───── THE INPUT
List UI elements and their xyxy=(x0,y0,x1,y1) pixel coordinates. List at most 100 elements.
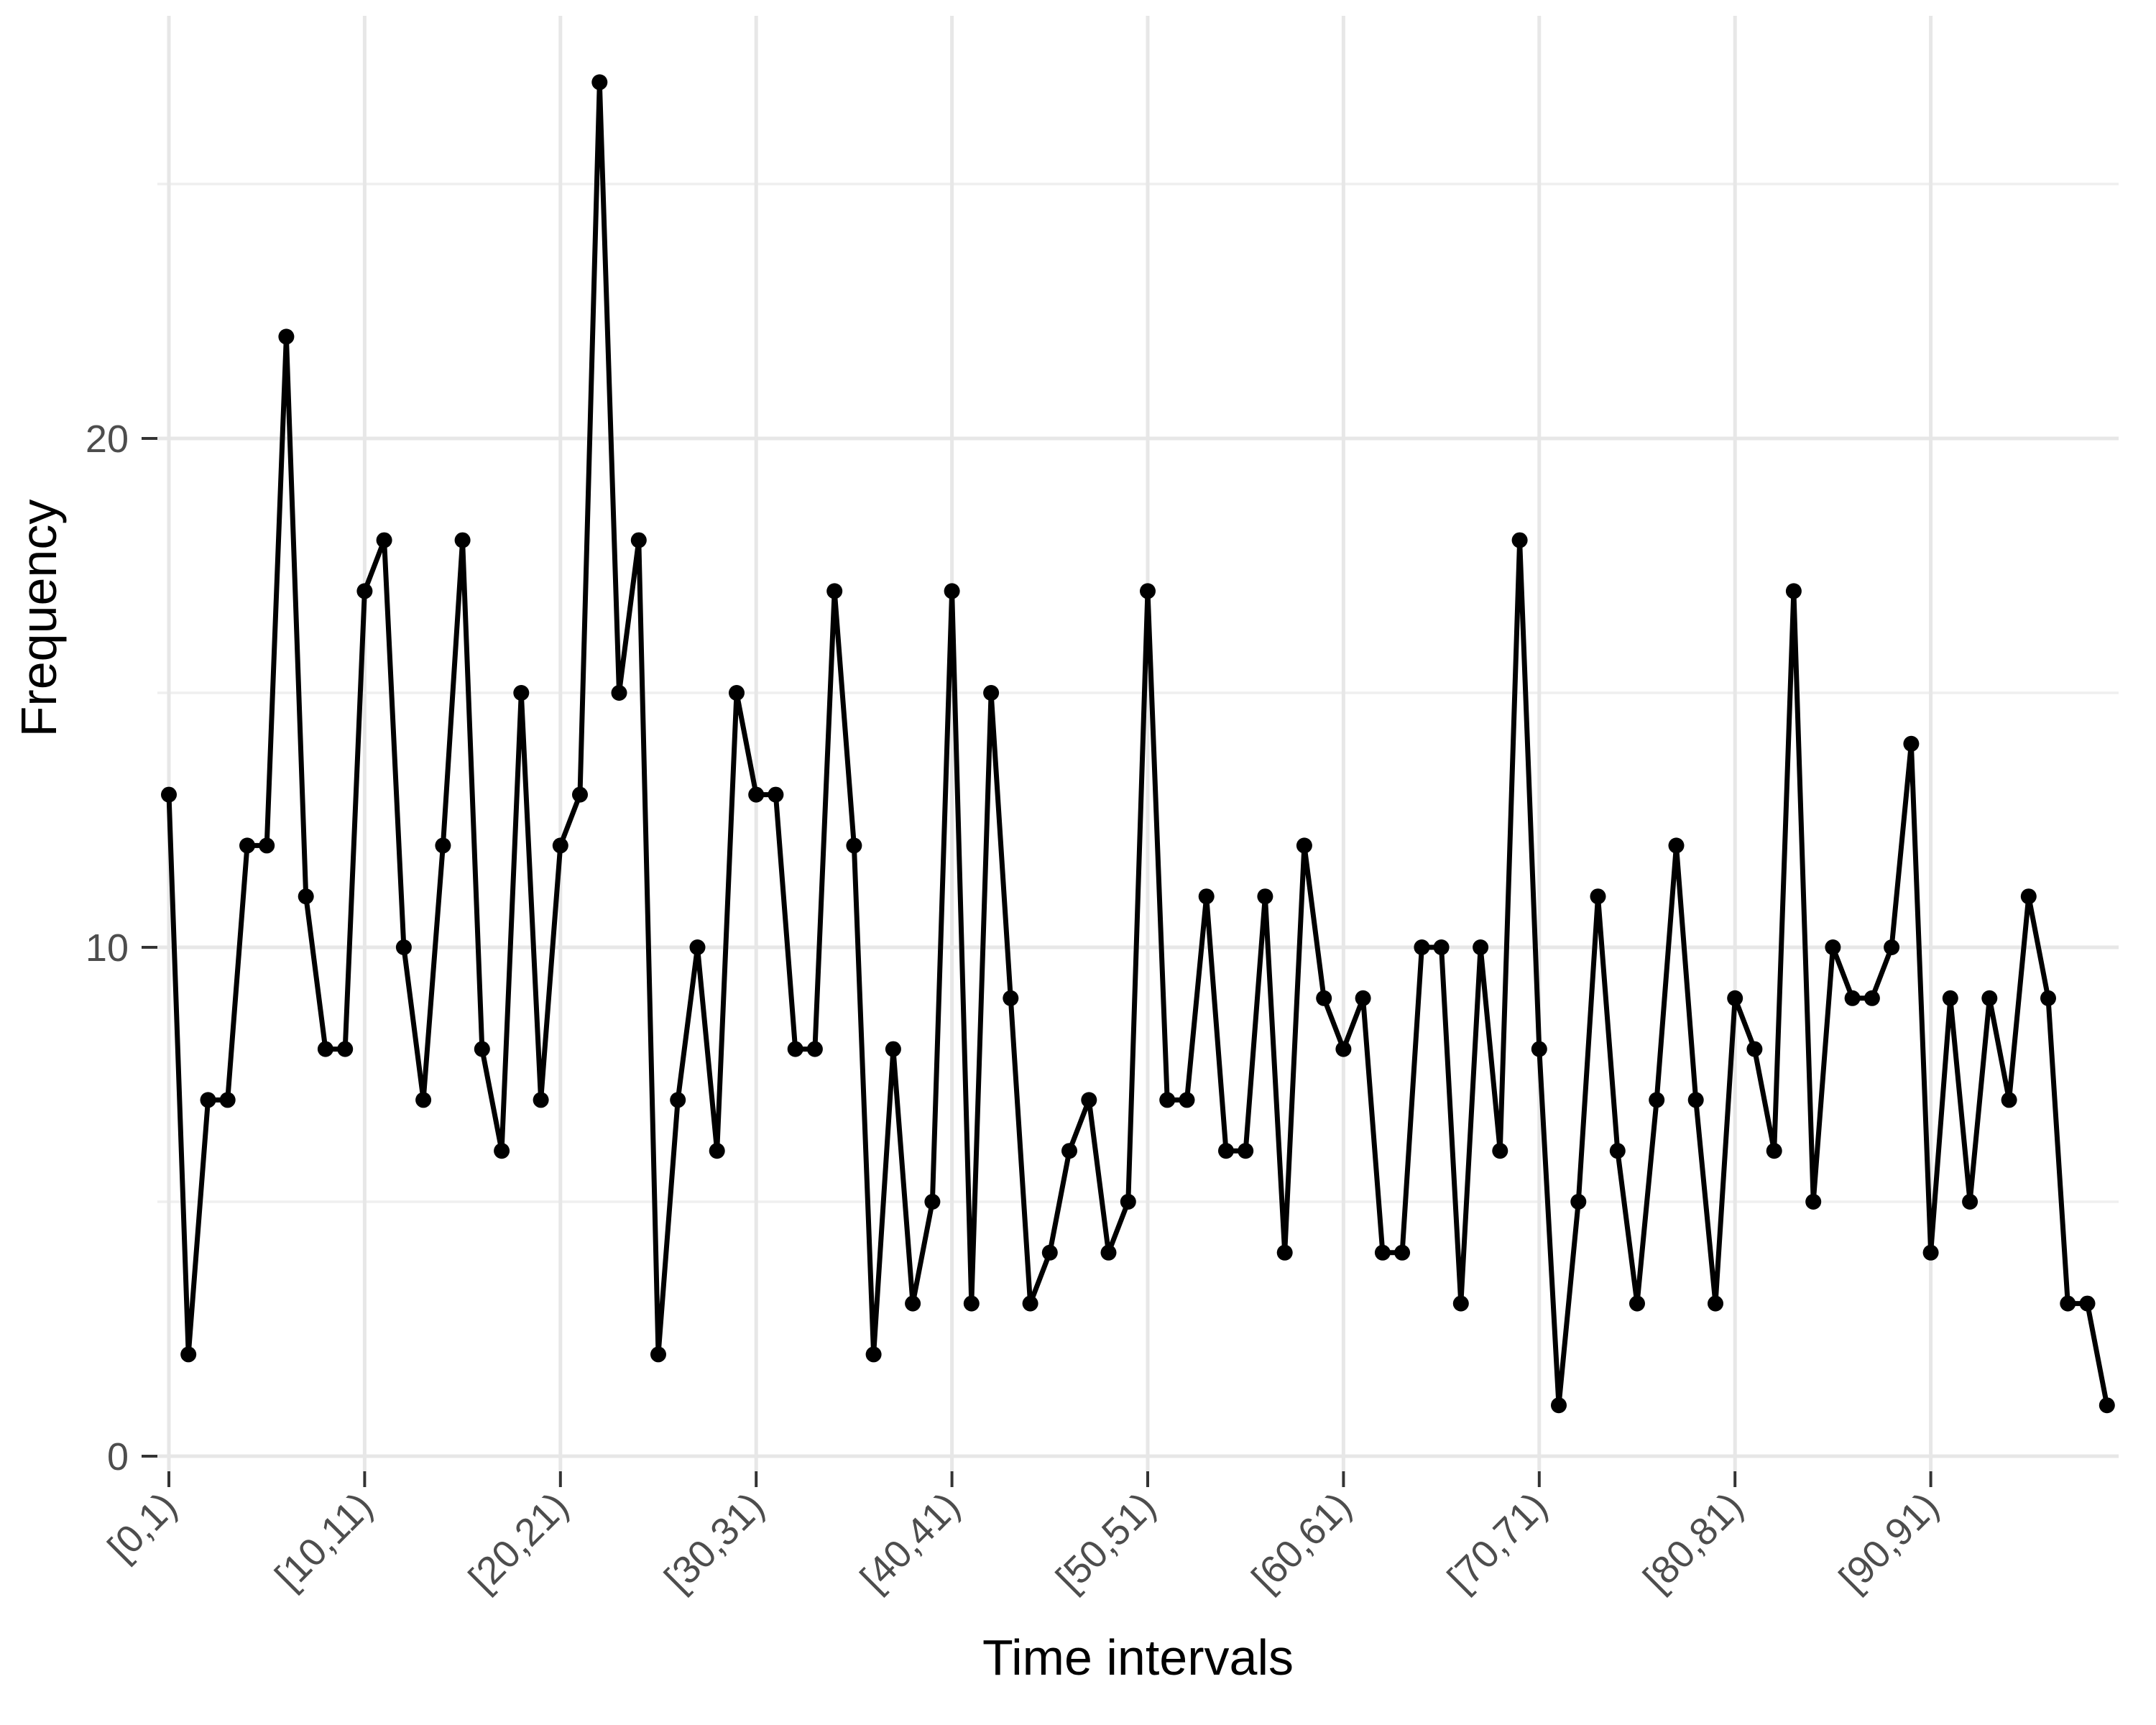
data-point xyxy=(2040,990,2056,1006)
data-point xyxy=(1962,1194,1978,1210)
data-point xyxy=(376,532,392,548)
x-tick-label: [60,61) xyxy=(1244,1484,1360,1600)
data-point xyxy=(415,1092,432,1108)
data-point xyxy=(1531,1041,1547,1057)
data-series xyxy=(161,74,2115,1414)
data-point xyxy=(1551,1397,1567,1414)
data-point xyxy=(1257,888,1273,905)
data-point xyxy=(2001,1092,2017,1108)
data-point xyxy=(1785,583,1802,599)
x-tick-label: [90,91) xyxy=(1831,1484,1947,1600)
data-point xyxy=(1198,888,1215,905)
y-axis-title: Frequency xyxy=(11,500,67,737)
y-tick-label: 10 xyxy=(86,926,129,970)
data-point xyxy=(533,1092,549,1108)
data-point xyxy=(454,532,471,548)
data-point xyxy=(709,1143,725,1159)
data-point xyxy=(689,939,706,955)
data-point xyxy=(1159,1092,1176,1108)
data-point xyxy=(768,786,784,803)
data-point xyxy=(630,532,647,548)
data-point xyxy=(1355,990,1371,1006)
data-point xyxy=(2060,1295,2076,1312)
data-point xyxy=(259,837,275,854)
data-point xyxy=(1374,1244,1391,1261)
data-point xyxy=(1120,1194,1136,1210)
data-point xyxy=(1903,735,1920,752)
data-point xyxy=(2020,888,2037,905)
data-point xyxy=(1452,1295,1469,1312)
data-point xyxy=(1590,888,1606,905)
data-point xyxy=(1668,837,1685,854)
data-point xyxy=(1414,939,1430,955)
data-point xyxy=(239,837,255,854)
data-point xyxy=(846,837,862,854)
data-point xyxy=(1179,1092,1195,1108)
data-point xyxy=(2099,1397,2115,1414)
data-point xyxy=(944,583,960,599)
data-point xyxy=(611,685,627,701)
data-point xyxy=(670,1092,686,1108)
data-point xyxy=(748,786,765,803)
data-point xyxy=(1433,939,1450,955)
data-point xyxy=(494,1143,510,1159)
x-tick-label: [70,71) xyxy=(1439,1484,1555,1600)
data-point xyxy=(1473,939,1489,955)
data-point xyxy=(729,685,745,701)
data-point xyxy=(1629,1295,1645,1312)
data-point xyxy=(298,888,314,905)
y-tick-label: 0 xyxy=(107,1435,129,1478)
x-tick-label: [10,11) xyxy=(267,1484,380,1598)
data-point xyxy=(1687,1092,1704,1108)
data-point xyxy=(1296,837,1312,854)
axis-tick-marks xyxy=(142,437,1932,1487)
x-axis-title: Time intervals xyxy=(982,1629,1294,1685)
data-point xyxy=(1942,990,1958,1006)
x-tick-labels: [0,1) [10,11) [20,21) [30,31) [40,41) [50,51)… xyxy=(100,1484,1947,1600)
data-point xyxy=(1100,1244,1117,1261)
data-point xyxy=(1825,939,1841,955)
data-point xyxy=(356,583,373,599)
data-point xyxy=(1746,1041,1763,1057)
x-tick-label: [80,81) xyxy=(1635,1484,1751,1600)
data-point xyxy=(650,1346,666,1363)
data-point xyxy=(219,1092,236,1108)
data-point xyxy=(1922,1244,1939,1261)
data-point xyxy=(1140,583,1156,599)
data-point xyxy=(552,837,568,854)
x-tick-label: [30,31) xyxy=(656,1484,772,1600)
data-point xyxy=(1394,1244,1411,1261)
data-point xyxy=(865,1346,882,1363)
data-point xyxy=(200,1092,216,1108)
x-tick-label: [40,41) xyxy=(852,1484,968,1600)
data-point xyxy=(435,837,451,854)
data-point xyxy=(905,1295,921,1312)
data-point xyxy=(787,1041,803,1057)
data-point xyxy=(983,685,1000,701)
data-point xyxy=(1061,1143,1077,1159)
y-tick-label: 20 xyxy=(86,418,129,461)
data-point xyxy=(1492,1143,1508,1159)
data-point xyxy=(1276,1244,1293,1261)
data-point xyxy=(1727,990,1743,1006)
data-point xyxy=(161,786,177,803)
data-point xyxy=(513,685,530,701)
data-point xyxy=(1335,1041,1352,1057)
data-point xyxy=(2079,1295,2096,1312)
data-point xyxy=(885,1041,901,1057)
data-point xyxy=(337,1041,354,1057)
data-point xyxy=(1218,1143,1234,1159)
x-tick-label: [50,51) xyxy=(1048,1484,1164,1600)
frequency-line xyxy=(166,79,2110,1408)
data-point xyxy=(1766,1143,1782,1159)
data-point xyxy=(1511,532,1528,548)
data-point xyxy=(395,939,412,955)
data-point xyxy=(1864,990,1880,1006)
data-point xyxy=(572,786,588,803)
data-point xyxy=(474,1041,490,1057)
data-point xyxy=(180,1346,197,1363)
data-point xyxy=(1238,1143,1254,1159)
x-tick-label: [0,1) xyxy=(100,1484,185,1570)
──────────
**THE TASK**:
Extract every line of the item above verbatim, omitting the picture.

**THE OUTPUT**:
List UI elements and their xyxy=(x0,y0,x1,y1) pixel coordinates. List at most 100 elements.
data-point xyxy=(2040,990,2056,1006)
data-point xyxy=(1962,1194,1978,1210)
data-point xyxy=(376,532,392,548)
x-tick-label: [60,61) xyxy=(1244,1484,1360,1600)
data-point xyxy=(415,1092,432,1108)
data-point xyxy=(1531,1041,1547,1057)
data-series xyxy=(161,74,2115,1414)
data-point xyxy=(1551,1397,1567,1414)
data-point xyxy=(1257,888,1273,905)
data-point xyxy=(2001,1092,2017,1108)
data-point xyxy=(1785,583,1802,599)
x-tick-label: [90,91) xyxy=(1831,1484,1947,1600)
data-point xyxy=(1198,888,1215,905)
y-axis-title: Frequency xyxy=(11,500,67,737)
y-tick-label: 10 xyxy=(86,926,129,970)
data-point xyxy=(533,1092,549,1108)
data-point xyxy=(454,532,471,548)
data-point xyxy=(709,1143,725,1159)
data-point xyxy=(689,939,706,955)
data-point xyxy=(1159,1092,1176,1108)
data-point xyxy=(768,786,784,803)
data-point xyxy=(630,532,647,548)
data-point xyxy=(1355,990,1371,1006)
data-point xyxy=(2060,1295,2076,1312)
data-point xyxy=(259,837,275,854)
data-point xyxy=(1374,1244,1391,1261)
data-point xyxy=(1120,1194,1136,1210)
data-point xyxy=(1903,735,1920,752)
data-point xyxy=(2020,888,2037,905)
data-point xyxy=(1452,1295,1469,1312)
data-point xyxy=(1590,888,1606,905)
data-point xyxy=(1668,837,1685,854)
data-point xyxy=(1414,939,1430,955)
data-point xyxy=(239,837,255,854)
data-point xyxy=(846,837,862,854)
data-point xyxy=(1179,1092,1195,1108)
data-point xyxy=(2099,1397,2115,1414)
data-point xyxy=(944,583,960,599)
data-point xyxy=(611,685,627,701)
data-point xyxy=(670,1092,686,1108)
data-point xyxy=(748,786,765,803)
data-point xyxy=(1433,939,1450,955)
data-point xyxy=(494,1143,510,1159)
x-tick-label: [70,71) xyxy=(1439,1484,1555,1600)
data-point xyxy=(1473,939,1489,955)
data-point xyxy=(729,685,745,701)
data-point xyxy=(1629,1295,1645,1312)
data-point xyxy=(298,888,314,905)
y-tick-label: 0 xyxy=(107,1435,129,1478)
x-tick-label: [10,11) xyxy=(267,1484,380,1598)
data-point xyxy=(1687,1092,1704,1108)
data-point xyxy=(1296,837,1312,854)
axis-tick-marks xyxy=(142,437,1932,1487)
x-axis-title: Time intervals xyxy=(982,1629,1294,1685)
data-point xyxy=(1942,990,1958,1006)
x-tick-labels: [0,1) [10,11) [20,21) [30,31) [40,41) [50,51)… xyxy=(100,1484,1947,1600)
data-point xyxy=(1100,1244,1117,1261)
data-point xyxy=(1825,939,1841,955)
data-point xyxy=(356,583,373,599)
data-point xyxy=(1746,1041,1763,1057)
x-tick-label: [80,81) xyxy=(1635,1484,1751,1600)
data-point xyxy=(650,1346,666,1363)
data-point xyxy=(219,1092,236,1108)
data-point xyxy=(1922,1244,1939,1261)
data-point xyxy=(1140,583,1156,599)
data-point xyxy=(552,837,568,854)
x-tick-label: [30,31) xyxy=(656,1484,772,1600)
data-point xyxy=(1394,1244,1411,1261)
data-point xyxy=(865,1346,882,1363)
data-point xyxy=(200,1092,216,1108)
x-tick-label: [40,41) xyxy=(852,1484,968,1600)
data-point xyxy=(435,837,451,854)
data-point xyxy=(905,1295,921,1312)
data-point xyxy=(787,1041,803,1057)
data-point xyxy=(983,685,1000,701)
data-point xyxy=(1061,1143,1077,1159)
y-tick-label: 20 xyxy=(86,418,129,461)
data-point xyxy=(1492,1143,1508,1159)
data-point xyxy=(1276,1244,1293,1261)
data-point xyxy=(1727,990,1743,1006)
data-point xyxy=(161,786,177,803)
data-point xyxy=(513,685,530,701)
data-point xyxy=(1335,1041,1352,1057)
data-point xyxy=(2079,1295,2096,1312)
data-point xyxy=(885,1041,901,1057)
data-point xyxy=(337,1041,354,1057)
data-point xyxy=(1218,1143,1234,1159)
x-tick-label: [50,51) xyxy=(1048,1484,1164,1600)
frequency-line xyxy=(166,79,2110,1408)
data-point xyxy=(1766,1143,1782,1159)
data-point xyxy=(1511,532,1528,548)
data-point xyxy=(395,939,412,955)
data-point xyxy=(1864,990,1880,1006)
data-point xyxy=(572,786,588,803)
data-point xyxy=(474,1041,490,1057)
data-point xyxy=(180,1346,197,1363)
data-point xyxy=(1238,1143,1254,1159)
x-tick-label: [0,1) xyxy=(100,1484,185,1570)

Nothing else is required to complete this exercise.